María, como persona humana, tuvo que ir haciendo el largo camino de la fe, <<peregrina de la fe>>. Y la fe nos pone en situaciones difíciles, oscuras, humanamente incomprensibles. Ella tuvo que vivir esa misma realidad, porque sólo así la fe llega a madurar y a hacerse adulta. La cruz, como fundamento del seguimiento de Jesús no estuvo ausente de la vida de María. La declaración del Concilio, como hemos visto, es fina y acertada: <<Mantuvo fielmente la unión con su hijo hasta la cruz>>, como recordando aquella sentencia de Jesús: <<Si alguno quiere venir en pos de mí, niéguese a sí mismo, tome su cruz de cada día, y sígame>> (Lc 9,23). María, al asumir la causa de Jesús como tarea y como misión, fue identificándose poco a poco con la cruz del seguimiento.
Mis queridos hermanos, amigos todos, finalizo estas bellas consideraciones sobre la Virgen María con unas hermosas palabras de Helder Cámara, obispo de Recife (Brasil), cuando nos hablaba del proceso de libertad, exento de odios, luchas y rivalidades, que María sintetiza en el Magnificat: <<¿Qué hay en ti? ¿Qué hay en tus palabras? ¿Qué hay en tu voz cuando anuncias la humillación de los poderosos y la elevación de los humildes, la saciedad de los que tienen hambre y el desmayo de los ricos? ¿Qué hay en ti que nadie se atreve a llamarte revolucionaria, ni a mirarte con sospecha? En ti hay amor, paz, cariño, cercanía. Préstanos tu voz y canta con nosotros y ayúdanos a que vivamos y cantemos el Magníficat>>.
No hay modo mejor de prepararnos para el nacimiento del Hijo de Dios que estar muy unidos a María, imitándola en el crecimiento de la fe y siendo constantes y fieles a Dios; amando a los pobres, haciendo obras de misericordia y alegrándonos porque, como a la Virgen María, también a nosotros dios nos está mirando y nos está inundando con la plenitud de su gracia. Esto nos permite vivir con la radicalidad, gozo y paz, la novedad de la salvación de Dios que se ha encarnado en la historia, por medio del seno de María, Madre del Redentor y Madre nuestra.

miércoles, 2 de diciembre de 2015

Segundo domingo de Adviento

Bar 5,1-9: Dios guiará a Israel a la luz de su gloria.

(Indicación): Prosigue el texto sobre la Virgen María y el Adviento a partir del punto en que termina. Las líneas no hacen falta en este ejercicio.

(Información mostrada):
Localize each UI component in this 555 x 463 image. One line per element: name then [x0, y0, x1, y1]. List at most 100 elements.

(Resultado del ejercicio):
Flp 1 4-6.8-11: Manteneos limpios e irreprochables para el día de Cristo.
Lc 3,1-6: Preparad el camino del Señor.

Qué bellos y hermosos textos litúrgicos los que nuestra Madre la Iglesia ha escogido para nuestra reflexión y vida cristiana en este segundo domingo de Adviento. Tanto el profeta Baruc, como el apóstol San Pablo, como el evangelista San Lucas nos centran en el eje axial que recorre y da sentido a todo el Adviento: la salvación que Dios prometió a la humanidad se ha realizado en Jesucristo.
La lectura del profeta Baruc es rebosante, gozosa: <<revestíos con vuestras mejores galas, poneos diademas sobre las cabezas, adornaos, enjoyaos, porque vuestra salvación, vuestro prestigio y vuestra gloria ante el mundo son grandes>>. Este mensaje es claramente alusivo, proféticamente hablando, a la gran obra de la salvación operada por Dios en la historia por medio de Jesucristo.
Pero el protagonista de este segundo domingo de Adviento es San Juan Bautista, un personaje misterioso de quien Jesús dice que no hay ninguno nacido de mujer mayor que Juan.
Juan el Bautista perteneció probablemente a los esenios, una especie de orden religioso-monástica que vivía en Qumrán, a orillas del mar Muerto. Esta orden era una elite creyente en el mensaje de Dios, y tenía la intuición plena y la confianza revelada de que el Mesías estaba al llegar. Juan el Bautista, revestido de un modo ascético y austero, viviendo en medio del desierto y practicando un bautismo de conversión, hizo patente esta confianza mesiánica.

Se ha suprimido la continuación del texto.